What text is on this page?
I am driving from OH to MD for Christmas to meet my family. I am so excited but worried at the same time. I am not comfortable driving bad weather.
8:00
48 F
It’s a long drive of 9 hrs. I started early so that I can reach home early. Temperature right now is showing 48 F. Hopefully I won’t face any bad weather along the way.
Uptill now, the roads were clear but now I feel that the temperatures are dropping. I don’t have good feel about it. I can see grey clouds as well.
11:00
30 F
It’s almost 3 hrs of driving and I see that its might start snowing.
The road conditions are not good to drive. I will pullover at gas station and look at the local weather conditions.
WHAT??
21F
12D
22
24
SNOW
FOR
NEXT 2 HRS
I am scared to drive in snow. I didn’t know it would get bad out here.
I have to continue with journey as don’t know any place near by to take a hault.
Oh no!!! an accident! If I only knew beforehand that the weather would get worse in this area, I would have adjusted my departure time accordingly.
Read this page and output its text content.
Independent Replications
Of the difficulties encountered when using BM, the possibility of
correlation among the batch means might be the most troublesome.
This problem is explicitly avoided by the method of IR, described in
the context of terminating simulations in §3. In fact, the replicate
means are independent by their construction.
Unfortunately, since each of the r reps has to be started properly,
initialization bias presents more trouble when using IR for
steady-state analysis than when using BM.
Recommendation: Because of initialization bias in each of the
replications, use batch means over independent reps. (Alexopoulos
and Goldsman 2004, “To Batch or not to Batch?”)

^^^^

Task objective - Return the material exactly as it stands.

Task response -
What text is on this page?
I am driving from OH to MD for Christmas to meet my family. I am so excited but worried at the same time. I am not comfortable driving bad weather.
8:00
48 F
It’s a long drive of 9 hrs. I started early so that I can reach home early. Temperature right now is showing 48 F. Hopefully I won’t face any bad weather along the way.
Uptill now, the roads were clear but now I feel that the temperatures are dropping. I don’t have good feel about it. I can see grey clouds as well.
11:00
30 F
It’s almost 3 hrs of driving and I see that its might start snowing.
The road conditions are not good to drive. I will pullover at gas station and look at the local weather conditions.
WHAT??
21F
12D
22
24
SNOW
FOR
NEXT 2 HRS
I am scared to drive in snow. I didn’t know it would get bad out here.
I have to continue with journey as don’t know any place near by to take a hault.
Oh no!!! an accident! If I only knew beforehand that the weather would get worse in this area, I would have adjusted my departure time accordingly.
Read this page and output its text content.
Independent Replications
Of the difficulties encountered when using BM, the possibility of
correlation among the batch means might be the most troublesome.
This problem is explicitly avoided by the method of IR, described in
the context of terminating simulations in §3. In fact, the replicate
means are independent by their construction.
Unfortunately, since each of the r reps has to be started properly,
initialization bias presents more trouble when using IR for
steady-state analysis than when using BM.
Recommendation: Because of initialization bias in each of the
replications, use batch means over independent reps. (Alexopoulos
and Goldsman 2004, “To Batch or not to Batch?”)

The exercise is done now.